# Texto fornecido
* * * *
Saltar para: Posts [1], Pesquisa [2]

Blogue do Centro Nacional de Cultura

Um espaço de encontro e de diálogo, em defesa de uma cultura livre e pluridisciplinar. Estamos certos de que o Centro Nacional de Cultura continuará, como há sete décadas, a dizer que a cultura em Portugal vale a pena!

Blogue do Centro Nacional de Cultura

Um espaço de encontro e de diálogo, em defesa de uma cultura livre e pluridisciplinar. Estamos certos de que o Centro Nacional de Cultura continuará, como há sete décadas, a dizer que a cultura em Portugal vale a pena!

NOVA EVOCAÇÃO DA PEÇA PRINCIPAL DE ANTÓNIO FERREIRA

amor-de-Pedro-e-Ines.jpg

 

Hoje citamos novamente António Ferreira como dramaturgo, na evocação dos 450 anos da sua morte, ocorrida pois em 1569.

Nascido em 1528, a sua obra dramatúrgica assume especial relevância na modernização epocal da tragédia então e ainda hoje moderna, a partir da evocação dramatúrgica da “Castro”, sobre Inês de Castro, escrita cerca de 1560: tema referencial, como bem sabemos, da história e da cultura portuguesa.

E desde já se evoque a relevância autonómica, assim se diga, pelo tema em si e da técnica dramatúrgica que assume a “Castro”: nesse aspeto é de facto uma obra especialmente relevante na dramaturgia portuguesa, inclusive na medida em que nunca os dois protagonistas centrais, Pedro e Inês, se cruzam na expressão dramatúrgica, em si mesma considerada. Basta ter presente, neste aspeto, que nunca na peça Pedro e Inês se cruzam ou surgem ao mesmo tempo em cena, o que não significa menor relevância da tragédia em si mesma considerada, mas envolve uma visão crítica pelo menos na época amplamente moderna do tema…

 E o mais curioso, insista-se, na época em que a peça foi escrita, é o desencanto do próprio D. João IV no exercício do poder real, sendo certo que o então consagrado cognome do Rei era precisamente “O Bravo”: e no entanto, uma das cenas determinantes da peça é precisamente o longo monólogo que o Rei pronuncia e que revela a sua questionável “bravura”.
* * * *
# Dados da tarefa
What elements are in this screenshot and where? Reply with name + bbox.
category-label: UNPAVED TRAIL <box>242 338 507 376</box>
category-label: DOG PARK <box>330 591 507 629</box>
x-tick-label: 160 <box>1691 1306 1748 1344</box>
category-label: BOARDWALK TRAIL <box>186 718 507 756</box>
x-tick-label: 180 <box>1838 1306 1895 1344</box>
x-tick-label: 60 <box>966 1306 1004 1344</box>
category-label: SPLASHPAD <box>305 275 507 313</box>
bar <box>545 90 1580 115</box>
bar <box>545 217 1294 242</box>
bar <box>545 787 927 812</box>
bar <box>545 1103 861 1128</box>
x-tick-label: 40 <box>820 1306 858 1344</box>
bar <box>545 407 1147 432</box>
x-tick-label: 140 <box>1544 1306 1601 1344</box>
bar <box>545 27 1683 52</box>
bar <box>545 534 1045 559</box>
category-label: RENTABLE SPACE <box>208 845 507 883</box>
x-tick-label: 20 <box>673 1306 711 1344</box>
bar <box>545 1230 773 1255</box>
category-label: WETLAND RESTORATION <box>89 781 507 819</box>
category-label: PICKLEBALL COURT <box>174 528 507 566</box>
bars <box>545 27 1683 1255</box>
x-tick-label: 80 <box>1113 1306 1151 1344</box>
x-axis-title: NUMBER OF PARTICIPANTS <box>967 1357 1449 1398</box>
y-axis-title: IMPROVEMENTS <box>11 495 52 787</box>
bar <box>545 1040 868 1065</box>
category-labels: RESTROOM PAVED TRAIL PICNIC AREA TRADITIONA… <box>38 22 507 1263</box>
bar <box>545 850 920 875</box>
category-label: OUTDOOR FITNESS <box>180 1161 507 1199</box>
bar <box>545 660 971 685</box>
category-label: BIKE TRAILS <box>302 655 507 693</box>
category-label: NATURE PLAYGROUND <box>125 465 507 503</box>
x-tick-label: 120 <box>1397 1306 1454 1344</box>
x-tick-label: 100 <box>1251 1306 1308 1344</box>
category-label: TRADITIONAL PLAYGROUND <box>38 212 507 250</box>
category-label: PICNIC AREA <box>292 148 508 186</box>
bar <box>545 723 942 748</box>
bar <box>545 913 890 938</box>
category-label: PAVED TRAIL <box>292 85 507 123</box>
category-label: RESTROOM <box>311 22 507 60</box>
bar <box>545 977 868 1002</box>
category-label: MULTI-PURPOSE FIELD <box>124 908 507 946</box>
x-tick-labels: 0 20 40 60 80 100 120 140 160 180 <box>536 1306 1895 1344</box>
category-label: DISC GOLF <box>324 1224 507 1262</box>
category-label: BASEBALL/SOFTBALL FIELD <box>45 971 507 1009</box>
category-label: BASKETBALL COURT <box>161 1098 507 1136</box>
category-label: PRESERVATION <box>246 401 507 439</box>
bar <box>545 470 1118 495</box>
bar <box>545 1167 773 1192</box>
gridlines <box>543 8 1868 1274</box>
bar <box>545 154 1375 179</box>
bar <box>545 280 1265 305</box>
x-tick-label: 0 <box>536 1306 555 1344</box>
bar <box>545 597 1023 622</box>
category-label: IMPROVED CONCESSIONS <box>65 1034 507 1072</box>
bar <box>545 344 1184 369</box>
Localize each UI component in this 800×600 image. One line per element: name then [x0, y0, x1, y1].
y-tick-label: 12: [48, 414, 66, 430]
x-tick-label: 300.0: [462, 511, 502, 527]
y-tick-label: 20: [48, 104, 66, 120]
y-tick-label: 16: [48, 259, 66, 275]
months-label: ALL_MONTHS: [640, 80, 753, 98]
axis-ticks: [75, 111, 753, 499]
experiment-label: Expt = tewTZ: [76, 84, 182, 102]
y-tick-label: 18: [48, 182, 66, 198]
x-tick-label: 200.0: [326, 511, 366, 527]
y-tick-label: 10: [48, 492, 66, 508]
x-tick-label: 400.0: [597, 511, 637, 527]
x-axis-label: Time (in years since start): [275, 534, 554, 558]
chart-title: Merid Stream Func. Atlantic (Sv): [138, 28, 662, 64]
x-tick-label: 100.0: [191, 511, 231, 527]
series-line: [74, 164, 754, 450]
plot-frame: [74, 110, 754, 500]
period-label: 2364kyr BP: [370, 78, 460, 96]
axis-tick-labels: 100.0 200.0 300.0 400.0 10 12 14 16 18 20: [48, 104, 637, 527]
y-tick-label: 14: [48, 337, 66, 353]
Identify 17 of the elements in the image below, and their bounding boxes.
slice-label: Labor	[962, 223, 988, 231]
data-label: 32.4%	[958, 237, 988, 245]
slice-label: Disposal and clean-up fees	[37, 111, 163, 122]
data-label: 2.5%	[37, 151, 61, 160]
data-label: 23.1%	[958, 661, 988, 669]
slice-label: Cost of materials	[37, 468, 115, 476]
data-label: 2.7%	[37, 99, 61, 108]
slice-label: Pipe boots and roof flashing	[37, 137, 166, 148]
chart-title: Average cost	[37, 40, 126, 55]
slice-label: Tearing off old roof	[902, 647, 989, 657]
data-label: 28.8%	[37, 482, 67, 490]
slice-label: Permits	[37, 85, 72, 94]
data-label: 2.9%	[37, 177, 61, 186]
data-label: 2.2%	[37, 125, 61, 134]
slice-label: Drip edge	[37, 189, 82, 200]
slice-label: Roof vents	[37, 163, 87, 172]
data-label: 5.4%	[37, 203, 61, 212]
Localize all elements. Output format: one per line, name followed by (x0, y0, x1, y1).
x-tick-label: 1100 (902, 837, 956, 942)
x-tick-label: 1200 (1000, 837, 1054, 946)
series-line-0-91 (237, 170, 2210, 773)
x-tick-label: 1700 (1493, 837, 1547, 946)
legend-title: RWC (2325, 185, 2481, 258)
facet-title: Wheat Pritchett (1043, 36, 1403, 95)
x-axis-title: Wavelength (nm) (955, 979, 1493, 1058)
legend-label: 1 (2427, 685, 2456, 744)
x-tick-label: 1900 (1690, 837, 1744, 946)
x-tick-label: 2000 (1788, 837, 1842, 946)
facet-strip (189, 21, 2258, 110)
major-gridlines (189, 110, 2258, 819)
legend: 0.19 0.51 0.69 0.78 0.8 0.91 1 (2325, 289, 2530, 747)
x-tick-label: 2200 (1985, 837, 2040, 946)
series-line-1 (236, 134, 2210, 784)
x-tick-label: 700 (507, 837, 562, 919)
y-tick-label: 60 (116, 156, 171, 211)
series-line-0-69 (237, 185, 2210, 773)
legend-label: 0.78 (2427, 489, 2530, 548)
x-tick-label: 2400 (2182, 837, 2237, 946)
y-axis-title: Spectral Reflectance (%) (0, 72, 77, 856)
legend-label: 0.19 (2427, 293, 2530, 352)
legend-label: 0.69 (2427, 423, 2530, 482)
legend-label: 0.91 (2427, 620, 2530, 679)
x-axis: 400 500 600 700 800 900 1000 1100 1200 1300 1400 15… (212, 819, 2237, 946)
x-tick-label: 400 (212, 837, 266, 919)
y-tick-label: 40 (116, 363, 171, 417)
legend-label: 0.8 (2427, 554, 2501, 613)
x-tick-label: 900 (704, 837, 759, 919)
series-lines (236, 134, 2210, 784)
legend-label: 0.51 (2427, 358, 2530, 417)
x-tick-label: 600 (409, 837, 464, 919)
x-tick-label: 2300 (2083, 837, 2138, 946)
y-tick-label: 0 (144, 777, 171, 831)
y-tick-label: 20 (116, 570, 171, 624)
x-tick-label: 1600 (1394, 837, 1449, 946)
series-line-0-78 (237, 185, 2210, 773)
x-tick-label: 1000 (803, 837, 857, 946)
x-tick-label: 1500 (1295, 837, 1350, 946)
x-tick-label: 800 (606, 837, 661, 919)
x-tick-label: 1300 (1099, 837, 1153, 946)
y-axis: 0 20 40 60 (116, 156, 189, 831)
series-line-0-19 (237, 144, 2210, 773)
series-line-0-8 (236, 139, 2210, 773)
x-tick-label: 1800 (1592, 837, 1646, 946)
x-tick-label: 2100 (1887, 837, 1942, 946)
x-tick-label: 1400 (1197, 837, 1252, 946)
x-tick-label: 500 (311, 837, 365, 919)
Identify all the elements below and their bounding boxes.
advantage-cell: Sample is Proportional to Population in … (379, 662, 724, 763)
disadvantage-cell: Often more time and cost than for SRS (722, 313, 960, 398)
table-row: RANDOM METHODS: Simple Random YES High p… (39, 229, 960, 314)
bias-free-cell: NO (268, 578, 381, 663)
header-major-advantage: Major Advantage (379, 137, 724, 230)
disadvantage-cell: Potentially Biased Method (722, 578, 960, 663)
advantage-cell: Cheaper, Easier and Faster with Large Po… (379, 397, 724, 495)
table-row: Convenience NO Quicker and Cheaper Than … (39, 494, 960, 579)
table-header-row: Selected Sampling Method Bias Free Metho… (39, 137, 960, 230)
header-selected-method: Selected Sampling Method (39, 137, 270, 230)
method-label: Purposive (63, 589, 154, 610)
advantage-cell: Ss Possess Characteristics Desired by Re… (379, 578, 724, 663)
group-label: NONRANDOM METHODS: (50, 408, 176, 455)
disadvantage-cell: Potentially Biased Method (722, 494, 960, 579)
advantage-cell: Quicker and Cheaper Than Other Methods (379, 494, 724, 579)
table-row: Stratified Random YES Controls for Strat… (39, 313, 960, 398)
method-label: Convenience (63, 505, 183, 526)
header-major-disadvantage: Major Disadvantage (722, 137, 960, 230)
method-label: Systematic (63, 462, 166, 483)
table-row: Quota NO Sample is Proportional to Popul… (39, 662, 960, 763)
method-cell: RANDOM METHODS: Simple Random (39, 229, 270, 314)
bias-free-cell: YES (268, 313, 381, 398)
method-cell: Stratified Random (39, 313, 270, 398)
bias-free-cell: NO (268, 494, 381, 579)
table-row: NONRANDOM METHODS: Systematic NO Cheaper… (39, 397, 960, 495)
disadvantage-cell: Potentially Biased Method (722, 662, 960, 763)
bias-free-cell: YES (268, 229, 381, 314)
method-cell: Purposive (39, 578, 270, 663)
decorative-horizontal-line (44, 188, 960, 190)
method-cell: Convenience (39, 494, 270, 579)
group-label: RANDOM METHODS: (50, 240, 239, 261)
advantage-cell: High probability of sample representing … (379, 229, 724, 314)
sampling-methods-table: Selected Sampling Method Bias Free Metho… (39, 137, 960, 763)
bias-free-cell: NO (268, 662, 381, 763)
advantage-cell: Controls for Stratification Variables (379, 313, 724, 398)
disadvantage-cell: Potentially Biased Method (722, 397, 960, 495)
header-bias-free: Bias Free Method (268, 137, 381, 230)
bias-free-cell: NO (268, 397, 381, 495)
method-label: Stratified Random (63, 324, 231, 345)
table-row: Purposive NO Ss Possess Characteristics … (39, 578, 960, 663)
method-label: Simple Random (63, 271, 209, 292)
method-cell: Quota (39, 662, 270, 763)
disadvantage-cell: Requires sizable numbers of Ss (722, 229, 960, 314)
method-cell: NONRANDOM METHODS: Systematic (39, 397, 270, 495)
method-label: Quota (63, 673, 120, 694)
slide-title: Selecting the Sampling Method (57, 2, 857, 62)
* * * *
# Requisitos do exercício
(1) Resuma em duas frases o texto sobre a peça de António Ferreira.
(2) Reescreva as entradas desde o início até à linha que contém "x-tick-label: 180 <box>1838", inclusive, substituindo "category-label" por "category-name" e mantendo tudo o resto inalterado.

# Soluções dos problemas
(1) O texto evoca António Ferreira como dramaturgo nos 450 anos da sua morte, ocorrida em 1569, destacando a “Castro”, tragédia sobre Inês de Castro escrita cerca de 1560, cuja obra assume especial relevância na modernização da tragédia. Sublinha ainda a importância da peça na dramaturgia portuguesa, observando que Pedro e Inês nunca se cruzam nem surgem ao mesmo tempo em cena.

(2)
What elements are in this screenshot and where? Reply with name + bbox.
category-name: UNPAVED TRAIL <box>242 338 507 376</box>
category-name: DOG PARK <box>330 591 507 629</box>
x-tick-label: 160 <box>1691 1306 1748 1344</box>
category-name: BOARDWALK TRAIL <box>186 718 507 756</box>
x-tick-label: 180 <box>1838 1306 1895 1344</box>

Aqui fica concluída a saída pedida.